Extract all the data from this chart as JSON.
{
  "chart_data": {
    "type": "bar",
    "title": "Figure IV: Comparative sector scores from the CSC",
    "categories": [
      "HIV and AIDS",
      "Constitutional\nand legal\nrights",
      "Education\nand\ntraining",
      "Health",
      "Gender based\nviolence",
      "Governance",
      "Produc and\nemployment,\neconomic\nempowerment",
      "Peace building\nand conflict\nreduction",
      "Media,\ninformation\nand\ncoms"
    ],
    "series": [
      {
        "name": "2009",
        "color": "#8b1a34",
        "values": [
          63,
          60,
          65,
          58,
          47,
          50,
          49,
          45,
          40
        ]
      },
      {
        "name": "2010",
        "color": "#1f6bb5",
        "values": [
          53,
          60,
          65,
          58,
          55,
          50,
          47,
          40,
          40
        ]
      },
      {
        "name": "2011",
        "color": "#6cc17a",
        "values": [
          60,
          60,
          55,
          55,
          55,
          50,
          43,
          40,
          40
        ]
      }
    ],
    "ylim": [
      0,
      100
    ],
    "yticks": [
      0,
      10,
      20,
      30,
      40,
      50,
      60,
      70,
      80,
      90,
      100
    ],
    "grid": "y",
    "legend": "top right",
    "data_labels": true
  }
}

# # # # # # #

- [WHAT THE TASK REQUIRES] Write out all the entries exactly.

- [RESULT OF THE TASK]
Extract all the data from this chart as JSON.
{
  "chart_data": {
    "type": "bar",
    "title": "Figure IV: Comparative sector scores from the CSC",
    "categories": [
      "HIV and AIDS",
      "Constitutional\nand legal\nrights",
      "Education\nand\ntraining",
      "Health",
      "Gender based\nviolence",
      "Governance",
      "Produc and\nemployment,\neconomic\nempowerment",
      "Peace building\nand conflict\nreduction",
      "Media,\ninformation\nand\ncoms"
    ],
    "series": [
      {
        "name": "2009",
        "color": "#8b1a34",
        "values": [
          63,
          60,
          65,
          58,
          47,
          50,
          49,
          45,
          40
        ]
      },
      {
        "name": "2010",
        "color": "#1f6bb5",
        "values": [
          53,
          60,
          65,
          58,
          55,
          50,
          47,
          40,
          40
        ]
      },
      {
        "name": "2011",
        "color": "#6cc17a",
        "values": [
          60,
          60,
          55,
          55,
          55,
          50,
          43,
          40,
          40
        ]
      }
    ],
    "ylim": [
      0,
      100
    ],
    "yticks": [
      0,
      10,
      20,
      30,
      40,
      50,
      60,
      70,
      80,
      90,
      100
    ],
    "grid": "y",
    "legend": "top right",
    "data_labels": true
  }
}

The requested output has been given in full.